(PARTS OF THE EXERCISE):
1. Using the CloudStack data access notes below, decide whether each statement agrees with the text, answering yes or no and quoting the deciding words: (a) the current VOs in cloud-engine-schema are meant for API access; (b) the database views effort in cloud-server covers every CloudStack Resource/Response; (c) the Data Access Layer uses Java Persistence annotations.
2. In the CloudStack data access notes below, turn the paragraph that begins "The third thing to know" into a short bulleted list that keeps its main facts.
3. According to the CloudStack data access notes below, what annotation on a VO field makes the DAO layer replace deletes with a removed time stamp?

== SOURCE EXTRACT ==

Things to Know

The first thing to know about CloudStack's Data Access Layer is that it is represented by the VOs in the cloud-engine-schema project.  The underlying database is just one particular implementation of that schema.  What this means is that a VO may be part of a table or a VO may be a join of multiple tables.  The software above the VO layer should not care.  To it, the schema is the VO.

The second thing to know about CloudStack's Data Access Layer is that it utilizes Java Persistence annotations.  Thus, any type of ORM, such as Hibernate should work with some tweaks.  In fact, we recommend using ORM like Hibernate for any type of API access to the schema.  However, there are some caveats so please read through this whole section before rushing to convert everything.

The third thing to know about CloudStack's Data Access Layer is that the current set of VOs in cloud-engine-schema should not be used for API access.  This set of VOs is a normalized view of the relations in CloudStack.  It is meant to be used by CloudStack's job processing engine.  When access through the API, the CloudStack schema should be much more descriptive.  For example, the VM VO contains the account database id but the VM Resource/Response should contain the account name and account UUID but not the account database id.  Thus, VO != Resource/Response.  There has been an effort in cloud-server to create database views that define the CloudStack Resource/Response but it is not complete and does not cover all of CloudStack's Resources/Responses yet.

Where should you look for examples?

Given the above, there's a natural direction on where to look for examples of how to add database access to CloudStack.

  • If you are writing core cloud-engine (orchestration) code or subsystem plugin code (such as Nicira) and you need access to the database, look at the VOs and DAOs in cloud-engine-schema.
  • If you are writing code for API access and your code is not involved in the orchestration and provisioning of hardware resources, then you should look at the VOs and DAOs in cloud-server, particularly the ones that ends with JoinVO.  If you can convert these JoinVOs to use a generic ORM implementation so that JPQL can be used to form complicated searches, that's even better.  I look forward to someone contributing in this area. 

DAO

CloudStack chose to implement its database access layer using DAO because CloudStack at it's core is a clustered job processing engine and direct access to the schema is desired. CloudStack also wanted to enforce the following database usage patterns:

  • When a first class entity is deleted in CloudStack, it should not be deleted from the database until an admin runs an expunge process on the database.  This allows mistakes to be recovered easily.  It also can be used to comply with data retention policies.  However, when a entity is deleted, the business logic should no longer see this entity in its operations.  This pattern is enforced when a field in the VO is annotated with @Column(name=GenericDao.REMOVED_COLUMN).  When this happens, the DAO layer automatically changes delete operations to instead update the removed column with a time stamp but all search operations will not return rows with that column set.

===
== EXTRACTED RECORDS ==

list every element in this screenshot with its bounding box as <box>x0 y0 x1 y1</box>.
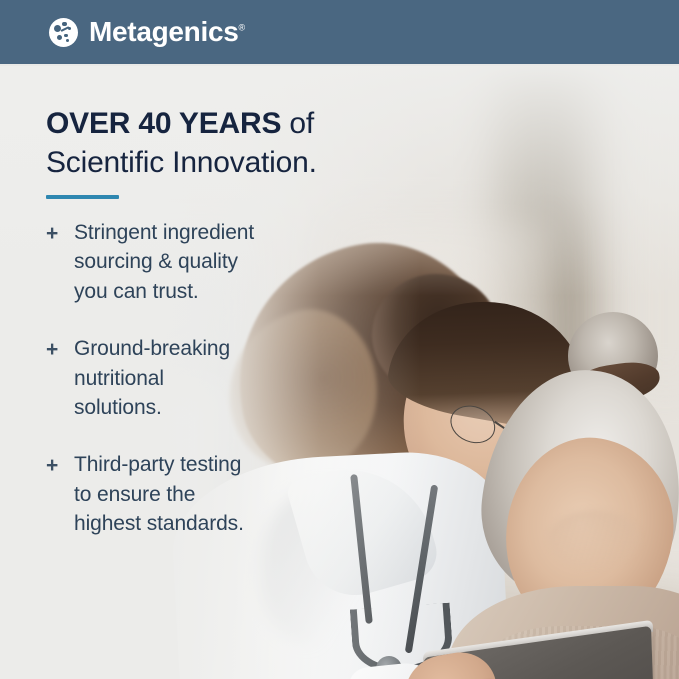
headline-light: of <box>281 107 314 140</box>
logo-dot-5 <box>64 34 68 38</box>
registered-trademark-icon: ® <box>239 23 246 33</box>
plus-icon: + <box>46 218 74 248</box>
page-title: OVER 40 YEARS of Scientific Innovation. <box>46 104 317 182</box>
list-item: + Stringent ingredient sourcing & qualit… <box>46 218 376 306</box>
hero-copy-block: OVER 40 YEARS of Scientific Innovation. … <box>0 66 679 679</box>
list-item: + Ground-breaking nutritional solutions. <box>46 334 376 422</box>
brand-header-bar: Metagenics® <box>0 0 679 64</box>
logo-dot-6 <box>66 39 69 42</box>
metagenics-advertisement: Metagenics® <box>0 0 679 679</box>
brand-lockup[interactable]: Metagenics® <box>49 0 245 64</box>
logo-dot-1 <box>54 25 61 32</box>
benefit-list: + Stringent ingredient sourcing & qualit… <box>46 218 376 539</box>
list-item-label: Ground-breaking nutritional solutions. <box>74 334 230 422</box>
list-item-label: Stringent ingredient sourcing & quality … <box>74 218 254 306</box>
list-item-label: Third-party testing to ensure the highes… <box>74 450 244 538</box>
brand-wordmark: Metagenics® <box>89 18 245 46</box>
plus-icon: + <box>46 334 74 364</box>
plus-icon: + <box>46 450 74 480</box>
logo-dot-4 <box>57 35 62 40</box>
list-item: + Third-party testing to ensure the high… <box>46 450 376 538</box>
headline-line-2: Scientific Innovation. <box>46 143 317 182</box>
logo-dot-2 <box>62 22 67 27</box>
logo-dot-3 <box>68 27 71 30</box>
headline-strong: OVER 40 YEARS <box>46 107 281 140</box>
metagenics-molecule-circle-icon <box>49 18 78 47</box>
accent-divider <box>46 195 119 199</box>
brand-name-text: Metagenics <box>89 16 239 47</box>
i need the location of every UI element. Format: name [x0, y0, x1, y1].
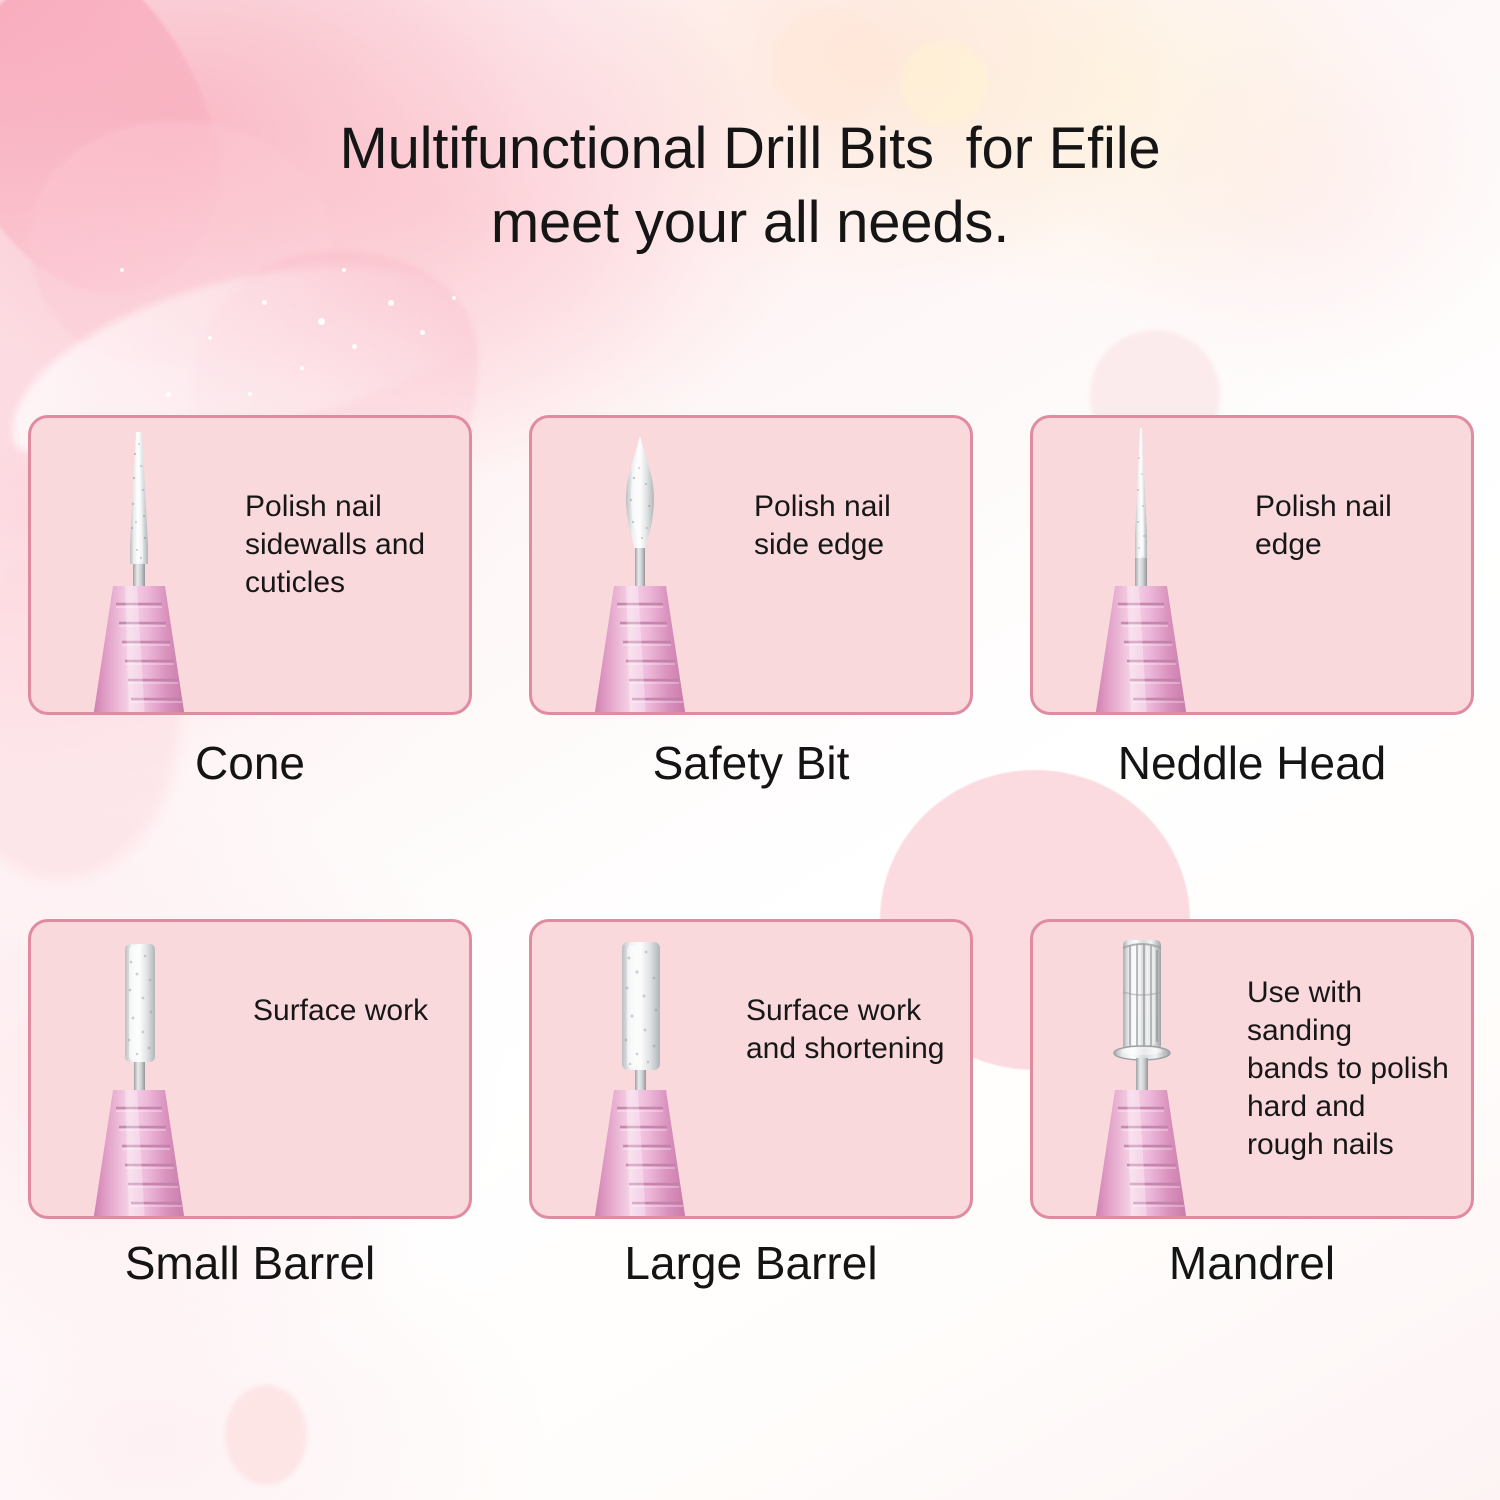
- large-barrel-drill-bit-icon: [574, 922, 734, 1219]
- card-description-mandrel: Use with sanding bands to polish hard an…: [1247, 974, 1471, 1164]
- sparkle-dot: [208, 336, 212, 340]
- card-description-small-barrel: Surface work: [253, 992, 463, 1030]
- drill-bit-cell-safety-bit: Polish nail side edge Safety Bit: [529, 415, 973, 789]
- card-label-neddle-head: Neddle Head: [1030, 737, 1474, 789]
- page-title: Multifunctional Drill Bits for Efile mee…: [0, 112, 1500, 260]
- card-mandrel[interactable]: Use with sanding bands to polish hard an…: [1030, 919, 1474, 1219]
- drill-bit-cell-large-barrel: Surface work and shortening Large Barrel: [529, 919, 973, 1289]
- sparkle-dot: [388, 300, 394, 306]
- safety-drill-bit-icon: [574, 418, 734, 715]
- card-label-small-barrel: Small Barrel: [28, 1237, 472, 1289]
- sparkle-dot: [120, 268, 124, 272]
- card-neddle-head[interactable]: Polish nail edge: [1030, 415, 1474, 715]
- background-blob-top-peach: [770, 10, 890, 120]
- card-label-cone: Cone: [28, 737, 472, 789]
- card-small-barrel[interactable]: Surface work: [28, 919, 472, 1219]
- card-cone[interactable]: Polish nail sidewalls and cuticles: [28, 415, 472, 715]
- drill-bit-row-1: Polish nail sidewalls and cuticles Cone: [28, 415, 1474, 789]
- drill-bit-row-2: Surface work Small Barrel: [28, 919, 1474, 1289]
- card-label-large-barrel: Large Barrel: [529, 1237, 973, 1289]
- small-barrel-drill-bit-icon: [73, 922, 233, 1219]
- mandrel-drill-bit-icon: [1075, 922, 1235, 1219]
- card-large-barrel[interactable]: Surface work and shortening: [529, 919, 973, 1219]
- sparkle-dot: [342, 268, 346, 272]
- sparkle-dot: [262, 300, 267, 305]
- card-label-safety-bit: Safety Bit: [529, 737, 973, 789]
- drill-bit-cell-neddle-head: Polish nail edge Neddle Head: [1030, 415, 1474, 789]
- page-title-line-2: meet your all needs.: [0, 186, 1500, 260]
- needle-drill-bit-icon: [1075, 418, 1235, 715]
- sparkle-dot: [352, 344, 357, 349]
- card-description-neddle-head: Polish nail edge: [1255, 488, 1465, 564]
- drill-bit-cell-mandrel: Use with sanding bands to polish hard an…: [1030, 919, 1474, 1289]
- card-description-large-barrel: Surface work and shortening: [746, 992, 970, 1068]
- sparkle-dot: [318, 318, 325, 325]
- sparkle-dot: [166, 392, 171, 397]
- card-label-mandrel: Mandrel: [1030, 1237, 1474, 1289]
- sparkle-dot: [420, 330, 425, 335]
- card-safety-bit[interactable]: Polish nail side edge: [529, 415, 973, 715]
- page-title-line-1: Multifunctional Drill Bits for Efile: [0, 112, 1500, 186]
- cone-drill-bit-icon: [73, 418, 233, 715]
- drill-bit-cell-cone: Polish nail sidewalls and cuticles Cone: [28, 415, 472, 789]
- sparkle-dot: [300, 366, 304, 370]
- sparkle-dot: [452, 296, 456, 300]
- background-oval-bottom-left: [225, 1385, 307, 1485]
- infographic-page: Multifunctional Drill Bits for Efile mee…: [0, 0, 1500, 1500]
- drill-bit-cell-small-barrel: Surface work Small Barrel: [28, 919, 472, 1289]
- sparkle-dot: [248, 392, 252, 396]
- drill-bit-grid: Polish nail sidewalls and cuticles Cone: [28, 415, 1474, 1289]
- card-description-safety-bit: Polish nail side edge: [754, 488, 964, 564]
- card-description-cone: Polish nail sidewalls and cuticles: [245, 488, 469, 602]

===

(EXPECTED RESULTS):
1.
(a) No: "the current set of VOs in cloud-engine-schema should not be used for API access."
(b) No: "it is not complete and does not cover all of CloudStack's Resources/Responses yet."
(c) Yes: "it utilizes Java Persistence annotations."

2.
- The current VOs in cloud-engine-schema should not be used for API access.
- They are a normalized view of CloudStack's relations, meant for CloudStack's job processing engine.
- For API access, the schema should be much more descriptive.
- Example: the VM VO holds the account database id, but the VM Resource/Response should hold the account name and account UUID, not the database id.
- So VO != Resource/Response.
- Cloud-server has begun building database views that define the Resource/Response, but this work is incomplete and does not yet cover all of them.

3. @Column(name=GenericDao.REMOVED_COLUMN)